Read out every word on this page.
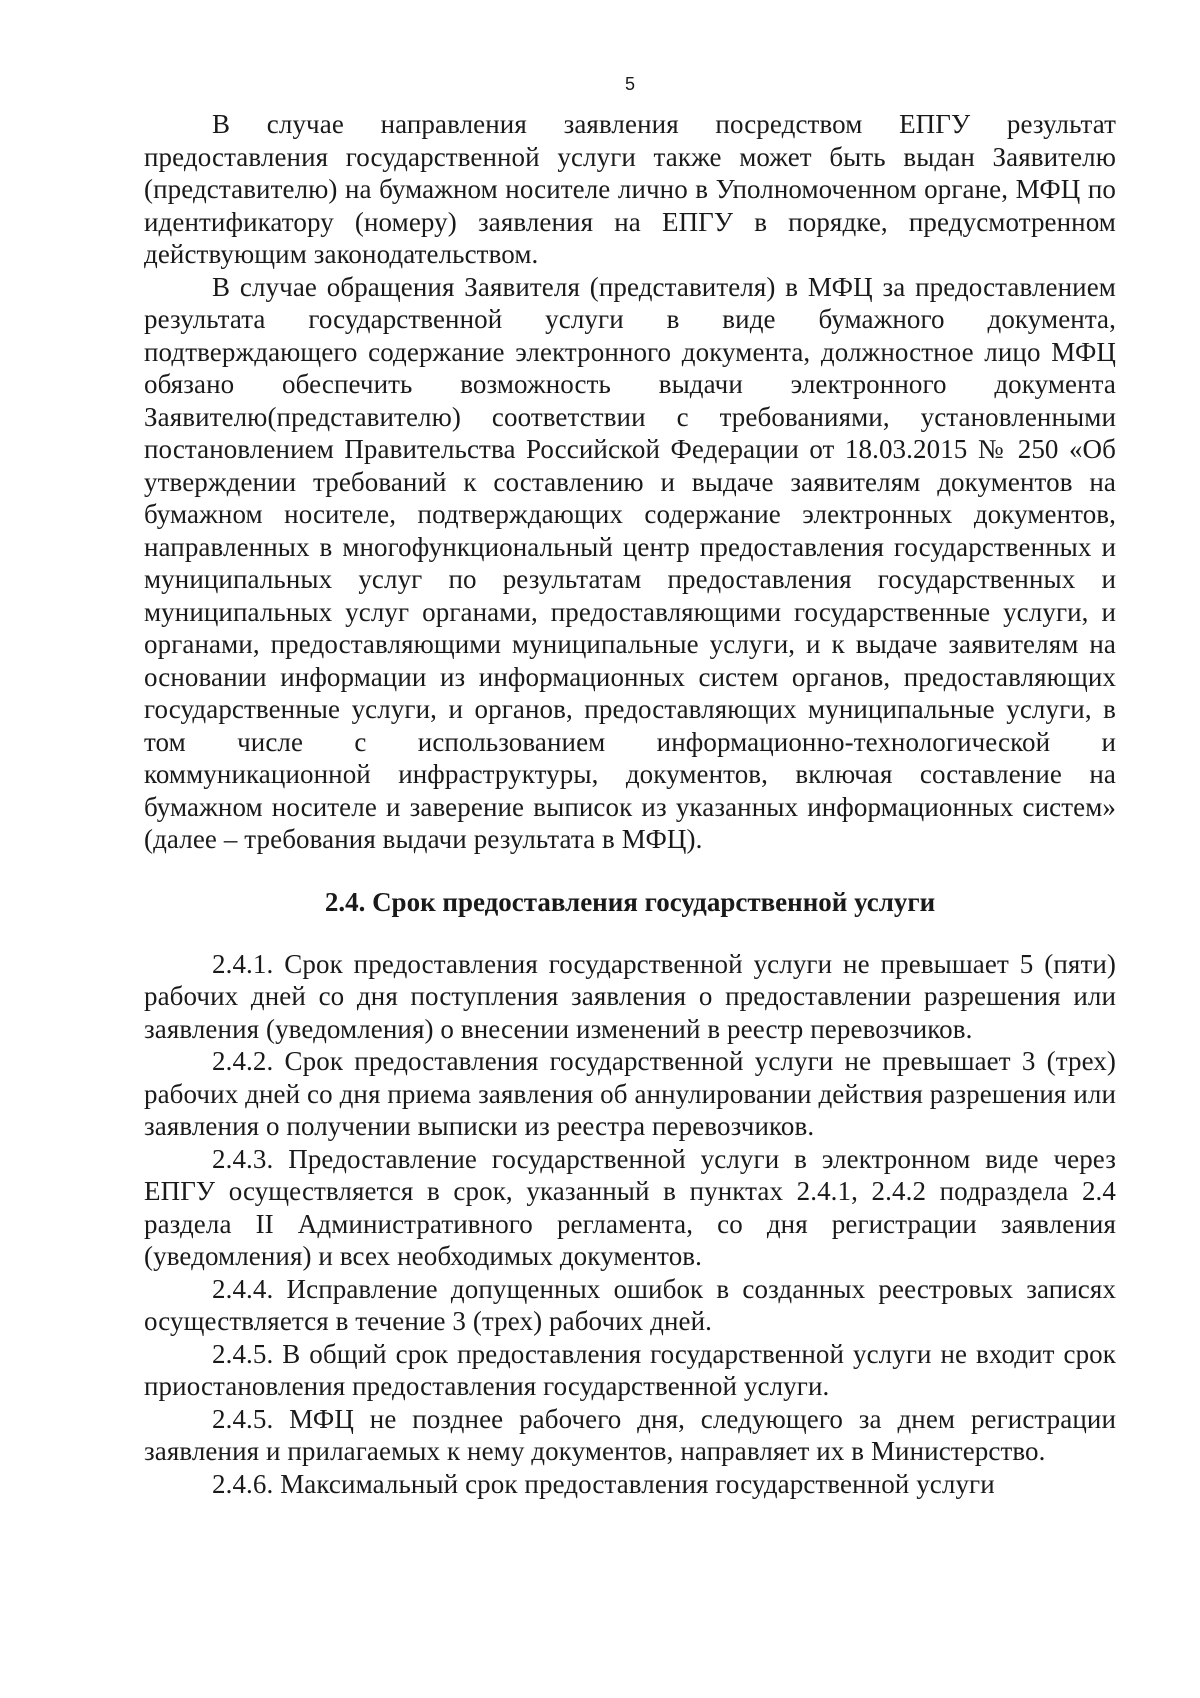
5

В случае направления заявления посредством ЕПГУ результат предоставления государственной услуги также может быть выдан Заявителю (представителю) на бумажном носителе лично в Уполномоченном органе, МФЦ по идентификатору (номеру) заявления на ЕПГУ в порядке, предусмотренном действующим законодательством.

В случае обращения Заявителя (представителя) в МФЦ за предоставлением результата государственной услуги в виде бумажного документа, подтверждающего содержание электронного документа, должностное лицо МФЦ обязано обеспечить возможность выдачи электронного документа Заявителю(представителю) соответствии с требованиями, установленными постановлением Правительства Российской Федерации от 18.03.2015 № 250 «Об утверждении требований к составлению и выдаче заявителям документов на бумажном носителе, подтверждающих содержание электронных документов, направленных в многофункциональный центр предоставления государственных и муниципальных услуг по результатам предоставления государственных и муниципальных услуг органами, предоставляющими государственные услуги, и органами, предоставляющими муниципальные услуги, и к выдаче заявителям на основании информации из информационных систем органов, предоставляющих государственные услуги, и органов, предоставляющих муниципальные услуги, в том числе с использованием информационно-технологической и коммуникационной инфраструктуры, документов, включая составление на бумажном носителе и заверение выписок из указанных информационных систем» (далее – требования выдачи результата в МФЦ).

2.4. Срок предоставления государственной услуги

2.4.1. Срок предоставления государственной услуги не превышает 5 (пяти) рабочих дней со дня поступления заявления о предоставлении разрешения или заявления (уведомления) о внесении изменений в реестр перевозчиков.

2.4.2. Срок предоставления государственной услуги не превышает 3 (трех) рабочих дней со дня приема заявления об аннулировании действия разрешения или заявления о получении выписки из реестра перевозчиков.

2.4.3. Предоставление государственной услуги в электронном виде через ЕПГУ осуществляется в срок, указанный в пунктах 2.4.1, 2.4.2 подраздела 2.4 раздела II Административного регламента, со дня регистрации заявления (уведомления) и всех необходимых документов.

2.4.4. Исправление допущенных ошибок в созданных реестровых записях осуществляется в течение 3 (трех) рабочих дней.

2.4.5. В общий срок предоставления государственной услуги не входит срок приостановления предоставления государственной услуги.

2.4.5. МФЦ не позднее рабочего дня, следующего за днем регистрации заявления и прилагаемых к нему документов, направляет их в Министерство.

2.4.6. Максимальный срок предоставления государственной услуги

:::::

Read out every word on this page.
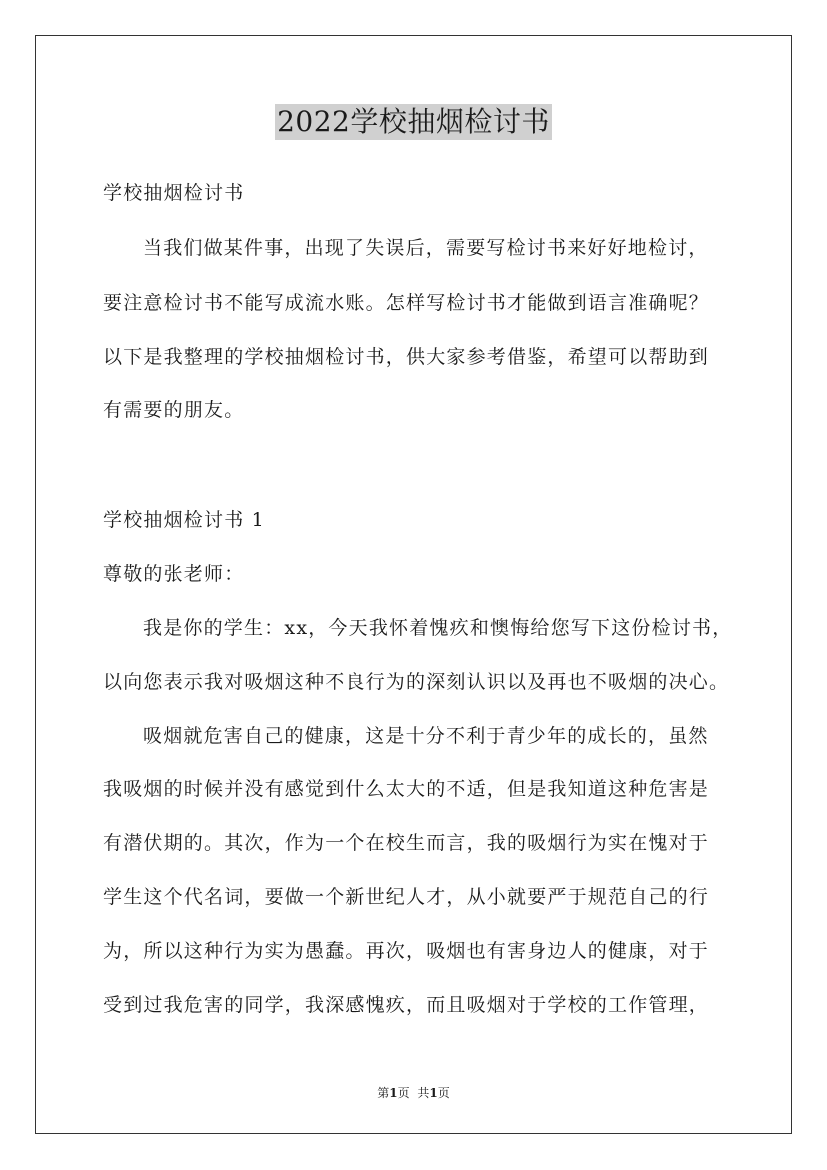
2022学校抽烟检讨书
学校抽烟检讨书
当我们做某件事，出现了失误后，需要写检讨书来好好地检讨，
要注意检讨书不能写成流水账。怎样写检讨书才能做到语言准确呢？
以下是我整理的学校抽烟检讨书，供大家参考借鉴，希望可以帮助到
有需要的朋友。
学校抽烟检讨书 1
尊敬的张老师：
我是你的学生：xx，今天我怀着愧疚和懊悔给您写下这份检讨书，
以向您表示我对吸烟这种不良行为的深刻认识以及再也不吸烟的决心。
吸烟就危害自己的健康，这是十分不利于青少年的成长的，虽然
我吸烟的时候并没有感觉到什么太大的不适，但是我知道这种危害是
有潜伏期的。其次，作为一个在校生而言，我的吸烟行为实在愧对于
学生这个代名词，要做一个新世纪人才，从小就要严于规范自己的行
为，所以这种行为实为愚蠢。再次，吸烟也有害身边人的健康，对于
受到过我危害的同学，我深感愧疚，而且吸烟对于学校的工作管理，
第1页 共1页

:::::

What you have to do: Copy out every line of the listing that contains the string "носителе".

Full answer:
В случае направления заявления посредством ЕПГУ результат предоставления государственной услуги также может быть выдан Заявителю (представителю) на бумажном носителе лично в Уполномоченном органе, МФЦ по идентификатору (номеру) заявления на ЕПГУ в порядке, предусмотренном действующим законодательством.
В случае обращения Заявителя (представителя) в МФЦ за предоставлением результата государственной услуги в виде бумажного документа, подтверждающего содержание электронного документа, должностное лицо МФЦ обязано обеспечить возможность выдачи электронного документа Заявителю(представителю) соответствии с требованиями, установленными постановлением Правительства Российской Федерации от 18.03.2015 № 250 «Об утверждении требований к составлению и выдаче заявителям документов на бумажном носителе, подтверждающих содержание электронных документов, направленных в многофункциональный центр предоставления государственных и муниципальных услуг по результатам предоставления государственных и муниципальных услуг органами, предоставляющими государственные услуги, и органами, предоставляющими муниципальные услуги, и к выдаче заявителям на основании информации из информационных систем органов, предоставляющих государственные услуги, и органов, предоставляющих муниципальные услуги, в том числе с использованием информационно-технологической и коммуникационной инфраструктуры, документов, включая составление на бумажном носителе и заверение выписок из указанных информационных систем» (далее – требования выдачи результата в МФЦ).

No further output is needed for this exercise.